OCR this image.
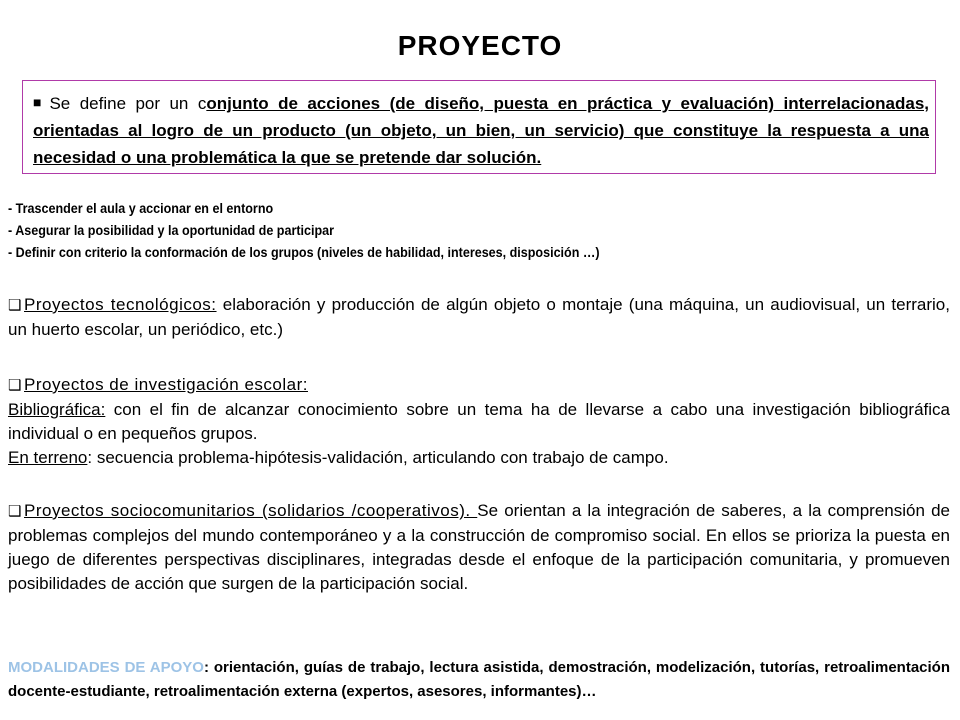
PROYECTO
■ Se define por un conjunto de acciones (de diseño, puesta en práctica y evaluación) interrelacionadas, orientadas al logro de un producto (un objeto, un bien, un servicio) que constituye la respuesta a una necesidad o una problemática la que se pretende dar solución.
- Trascender el aula y accionar en el entorno
- Asegurar la posibilidad y la oportunidad de participar
- Definir con criterio la conformación de los grupos (niveles de habilidad, intereses, disposición …)
❑ Proyectos tecnológicos: elaboración y producción de algún objeto o montaje (una máquina, un audiovisual, un terrario, un huerto escolar, un periódico, etc.)
❑ Proyectos de investigación escolar:
Bibliográfica: con el fin de alcanzar conocimiento sobre un tema ha de llevarse a cabo una investigación bibliográfica individual o en pequeños grupos.
En terreno: secuencia problema-hipótesis-validación, articulando con trabajo de campo.
❑ Proyectos sociocomunitarios (solidarios /cooperativos). Se orientan a la integración de saberes, a la comprensión de problemas complejos del mundo contemporáneo y a la construcción de compromiso social. En ellos se prioriza la puesta en juego de diferentes perspectivas disciplinares, integradas desde el enfoque de la participación comunitaria, y promueven posibilidades de acción que surgen de la participación social.
MODALIDADES DE APOYO: orientación, guías de trabajo, lectura asistida, demostración, modelización, tutorías, retroalimentación docente-estudiante, retroalimentación externa (expertos, asesores, informantes)…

☆ ☆ ☆ ☆

**TASK STATEMENT:**
Copy the material above exactly and drop the pictures.

**THE SOLUTION:**
OCR this image.
PROYECTO
■ Se define por un conjunto de acciones (de diseño, puesta en práctica y evaluación) interrelacionadas, orientadas al logro de un producto (un objeto, un bien, un servicio) que constituye la respuesta a una necesidad o una problemática la que se pretende dar solución.
- Trascender el aula y accionar en el entorno
- Asegurar la posibilidad y la oportunidad de participar
- Definir con criterio la conformación de los grupos (niveles de habilidad, intereses, disposición …)
❑ Proyectos tecnológicos: elaboración y producción de algún objeto o montaje (una máquina, un audiovisual, un terrario, un huerto escolar, un periódico, etc.)
❑ Proyectos de investigación escolar:
Bibliográfica: con el fin de alcanzar conocimiento sobre un tema ha de llevarse a cabo una investigación bibliográfica individual o en pequeños grupos.
En terreno: secuencia problema-hipótesis-validación, articulando con trabajo de campo.
❑ Proyectos sociocomunitarios (solidarios /cooperativos). Se orientan a la integración de saberes, a la comprensión de problemas complejos del mundo contemporáneo y a la construcción de compromiso social. En ellos se prioriza la puesta en juego de diferentes perspectivas disciplinares, integradas desde el enfoque de la participación comunitaria, y promueven posibilidades de acción que surgen de la participación social.
MODALIDADES DE APOYO: orientación, guías de trabajo, lectura asistida, demostración, modelización, tutorías, retroalimentación docente-estudiante, retroalimentación externa (expertos, asesores, informantes)…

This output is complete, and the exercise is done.